◆ Records supplied ◆
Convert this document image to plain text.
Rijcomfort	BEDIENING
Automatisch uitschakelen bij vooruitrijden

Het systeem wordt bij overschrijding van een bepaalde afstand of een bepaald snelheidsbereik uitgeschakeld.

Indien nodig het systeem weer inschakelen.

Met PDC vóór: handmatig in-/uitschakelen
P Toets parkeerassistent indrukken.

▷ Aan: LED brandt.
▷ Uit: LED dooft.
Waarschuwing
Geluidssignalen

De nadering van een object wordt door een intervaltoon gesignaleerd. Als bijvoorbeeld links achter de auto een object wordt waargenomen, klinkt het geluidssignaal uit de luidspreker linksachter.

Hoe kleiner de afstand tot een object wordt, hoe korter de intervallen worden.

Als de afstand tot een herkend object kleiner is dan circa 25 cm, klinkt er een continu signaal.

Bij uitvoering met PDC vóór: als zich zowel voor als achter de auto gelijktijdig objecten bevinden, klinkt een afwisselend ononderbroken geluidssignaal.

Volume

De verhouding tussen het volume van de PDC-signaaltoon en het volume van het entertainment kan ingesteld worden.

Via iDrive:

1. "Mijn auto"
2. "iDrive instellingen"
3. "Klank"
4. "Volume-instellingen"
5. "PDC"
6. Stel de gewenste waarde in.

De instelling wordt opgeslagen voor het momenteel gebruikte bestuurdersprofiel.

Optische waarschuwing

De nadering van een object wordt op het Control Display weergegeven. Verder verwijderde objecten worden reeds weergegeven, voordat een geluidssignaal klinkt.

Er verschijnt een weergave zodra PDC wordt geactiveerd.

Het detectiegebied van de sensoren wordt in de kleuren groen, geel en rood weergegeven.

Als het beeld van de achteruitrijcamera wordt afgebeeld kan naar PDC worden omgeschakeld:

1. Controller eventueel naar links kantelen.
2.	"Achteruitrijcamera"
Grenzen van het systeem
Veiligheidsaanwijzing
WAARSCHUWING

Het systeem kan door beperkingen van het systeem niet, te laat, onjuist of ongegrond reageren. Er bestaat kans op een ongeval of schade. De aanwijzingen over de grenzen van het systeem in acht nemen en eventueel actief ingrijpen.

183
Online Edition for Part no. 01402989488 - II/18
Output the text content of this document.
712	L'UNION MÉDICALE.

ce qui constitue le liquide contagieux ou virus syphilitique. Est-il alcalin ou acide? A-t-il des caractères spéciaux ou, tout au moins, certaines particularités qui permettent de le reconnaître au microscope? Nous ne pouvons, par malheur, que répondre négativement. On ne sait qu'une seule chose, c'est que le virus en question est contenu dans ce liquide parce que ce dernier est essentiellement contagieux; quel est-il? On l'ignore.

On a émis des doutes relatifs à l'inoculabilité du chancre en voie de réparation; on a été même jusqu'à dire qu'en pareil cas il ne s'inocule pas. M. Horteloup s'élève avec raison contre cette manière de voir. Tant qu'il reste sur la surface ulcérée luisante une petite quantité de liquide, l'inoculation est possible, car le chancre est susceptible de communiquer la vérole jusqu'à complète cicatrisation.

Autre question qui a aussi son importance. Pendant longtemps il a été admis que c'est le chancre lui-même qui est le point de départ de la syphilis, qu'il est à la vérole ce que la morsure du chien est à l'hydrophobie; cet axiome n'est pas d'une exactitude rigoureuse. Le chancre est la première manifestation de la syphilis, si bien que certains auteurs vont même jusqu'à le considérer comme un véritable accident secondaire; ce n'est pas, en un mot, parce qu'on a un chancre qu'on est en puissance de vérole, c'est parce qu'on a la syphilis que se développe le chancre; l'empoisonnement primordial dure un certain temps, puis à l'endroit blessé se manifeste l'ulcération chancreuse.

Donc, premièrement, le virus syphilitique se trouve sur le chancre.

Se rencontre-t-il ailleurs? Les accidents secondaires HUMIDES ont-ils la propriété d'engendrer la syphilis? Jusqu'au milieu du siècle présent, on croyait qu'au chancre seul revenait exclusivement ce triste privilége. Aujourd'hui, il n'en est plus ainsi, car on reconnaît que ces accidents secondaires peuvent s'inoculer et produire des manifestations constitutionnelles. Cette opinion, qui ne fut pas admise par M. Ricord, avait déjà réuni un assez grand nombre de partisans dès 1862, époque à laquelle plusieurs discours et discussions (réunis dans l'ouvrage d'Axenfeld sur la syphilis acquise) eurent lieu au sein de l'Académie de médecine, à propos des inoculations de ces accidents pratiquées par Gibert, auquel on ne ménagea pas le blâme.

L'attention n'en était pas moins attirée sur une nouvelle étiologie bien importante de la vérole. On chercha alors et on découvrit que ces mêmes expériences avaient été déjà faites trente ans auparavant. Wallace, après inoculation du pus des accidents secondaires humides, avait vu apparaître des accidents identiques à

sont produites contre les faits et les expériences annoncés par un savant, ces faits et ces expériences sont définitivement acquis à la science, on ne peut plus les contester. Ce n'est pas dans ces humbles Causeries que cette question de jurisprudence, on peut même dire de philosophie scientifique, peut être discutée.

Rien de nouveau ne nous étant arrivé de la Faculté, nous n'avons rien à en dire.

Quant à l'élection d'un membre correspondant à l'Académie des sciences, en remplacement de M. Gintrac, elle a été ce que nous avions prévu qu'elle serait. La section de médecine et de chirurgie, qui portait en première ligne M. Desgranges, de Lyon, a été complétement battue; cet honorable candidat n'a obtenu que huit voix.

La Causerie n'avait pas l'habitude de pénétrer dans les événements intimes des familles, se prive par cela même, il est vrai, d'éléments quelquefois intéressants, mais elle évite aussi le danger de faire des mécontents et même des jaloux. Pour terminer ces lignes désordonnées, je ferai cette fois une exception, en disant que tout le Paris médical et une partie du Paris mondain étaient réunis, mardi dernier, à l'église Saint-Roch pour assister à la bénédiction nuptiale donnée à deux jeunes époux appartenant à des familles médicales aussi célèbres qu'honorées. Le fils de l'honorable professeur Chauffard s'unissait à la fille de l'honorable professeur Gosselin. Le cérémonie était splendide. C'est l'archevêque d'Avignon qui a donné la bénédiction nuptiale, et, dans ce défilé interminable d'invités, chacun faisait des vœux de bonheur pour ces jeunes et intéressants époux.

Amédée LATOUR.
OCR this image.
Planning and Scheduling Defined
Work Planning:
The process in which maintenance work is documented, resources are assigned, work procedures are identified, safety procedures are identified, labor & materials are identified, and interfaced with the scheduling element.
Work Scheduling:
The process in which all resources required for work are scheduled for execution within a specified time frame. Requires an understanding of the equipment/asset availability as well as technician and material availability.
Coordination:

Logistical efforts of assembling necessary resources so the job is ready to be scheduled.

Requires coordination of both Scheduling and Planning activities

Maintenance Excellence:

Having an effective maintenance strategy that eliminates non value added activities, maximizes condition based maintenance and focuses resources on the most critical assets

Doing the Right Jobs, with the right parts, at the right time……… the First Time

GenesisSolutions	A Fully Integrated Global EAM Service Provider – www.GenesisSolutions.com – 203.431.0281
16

◆ Task brief ◆
Each line in the listing above that includes the word "text" needs to be copied out.

◆ Written reply ◆
Convert this document image to plain text.
Output the text content of this document.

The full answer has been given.